** begin **

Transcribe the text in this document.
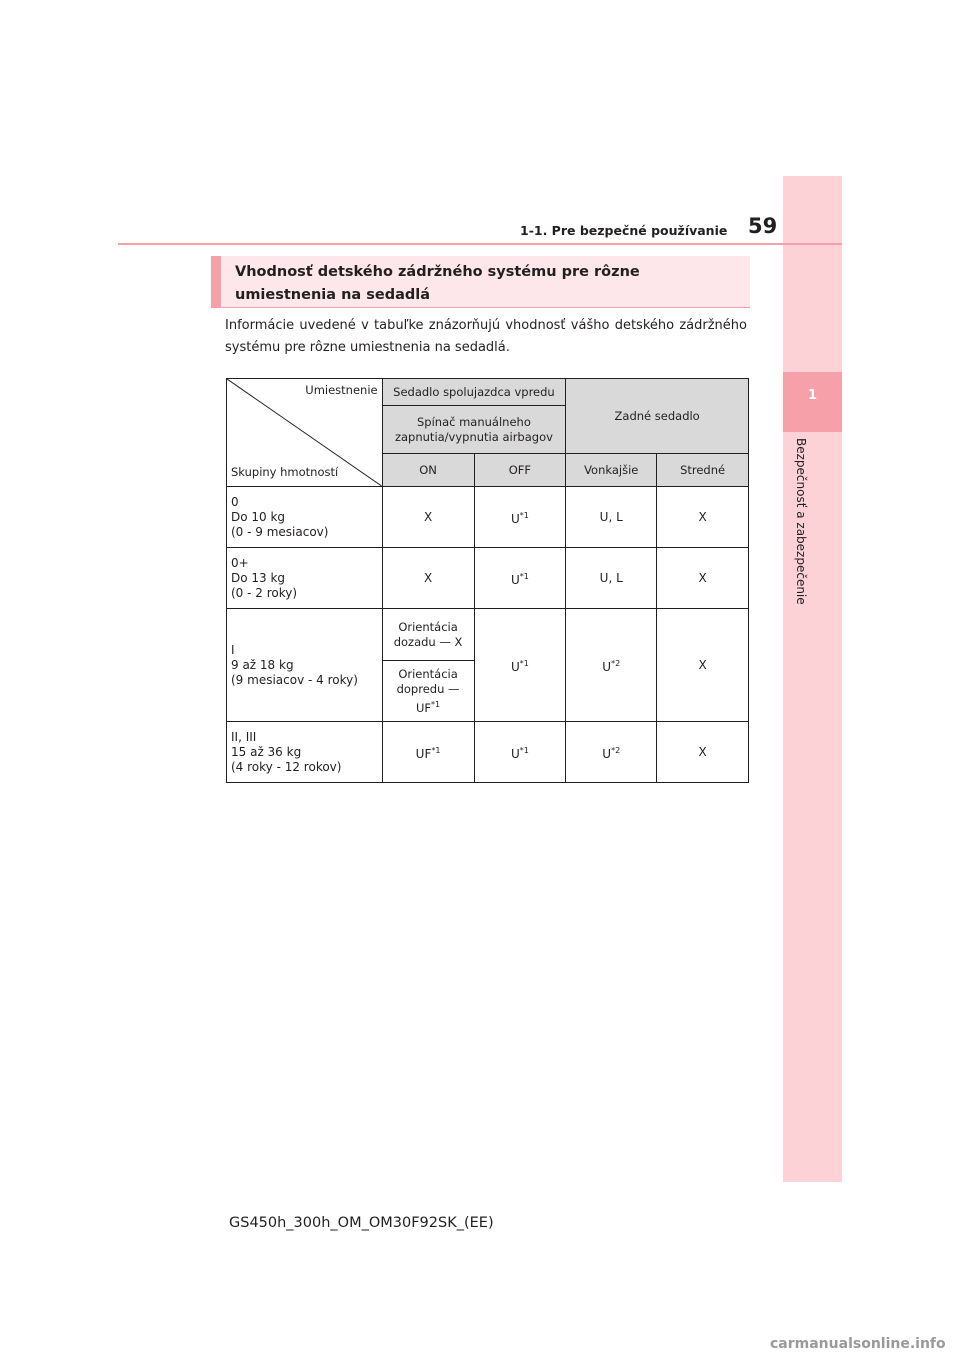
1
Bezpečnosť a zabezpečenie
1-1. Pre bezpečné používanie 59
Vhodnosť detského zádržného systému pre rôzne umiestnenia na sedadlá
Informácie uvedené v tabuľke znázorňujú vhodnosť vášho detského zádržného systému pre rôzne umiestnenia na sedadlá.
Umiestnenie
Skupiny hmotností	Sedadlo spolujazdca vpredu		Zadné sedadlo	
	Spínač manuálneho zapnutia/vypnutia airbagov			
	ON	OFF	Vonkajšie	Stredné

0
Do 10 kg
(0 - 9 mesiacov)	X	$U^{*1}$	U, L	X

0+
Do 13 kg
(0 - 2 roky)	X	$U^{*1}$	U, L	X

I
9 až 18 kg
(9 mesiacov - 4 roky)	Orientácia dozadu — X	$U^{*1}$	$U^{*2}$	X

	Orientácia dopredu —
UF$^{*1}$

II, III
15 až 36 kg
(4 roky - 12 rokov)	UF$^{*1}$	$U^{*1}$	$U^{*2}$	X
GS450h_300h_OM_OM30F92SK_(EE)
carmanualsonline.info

** end **

> EXERCISE INSTRUCTIONS: Go through the data above and transcribe it in full, omitting any image.

> TASK RESPONSE:
Transcribe the text in this document.
1
Bezpečnosť a zabezpečenie
1-1. Pre bezpečné používanie 59
Vhodnosť detského zádržného systému pre rôzne umiestnenia na sedadlá
Informácie uvedené v tabuľke znázorňujú vhodnosť vášho detského zádržného systému pre rôzne umiestnenia na sedadlá.
Umiestnenie
Skupiny hmotností	Sedadlo spolujazdca vpredu		Zadné sedadlo	
	Spínač manuálneho zapnutia/vypnutia airbagov			
	ON	OFF	Vonkajšie	Stredné

0
Do 10 kg
(0 - 9 mesiacov)	X	$U^{*1}$	U, L	X

0+
Do 13 kg
(0 - 2 roky)	X	$U^{*1}$	U, L	X

I
9 až 18 kg
(9 mesiacov - 4 roky)	Orientácia dozadu — X	$U^{*1}$	$U^{*2}$	X

	Orientácia dopredu —
UF$^{*1}$

II, III
15 až 36 kg
(4 roky - 12 rokov)	UF$^{*1}$	$U^{*1}$	$U^{*2}$	X
GS450h_300h_OM_OM30F92SK_(EE)
carmanualsonline.info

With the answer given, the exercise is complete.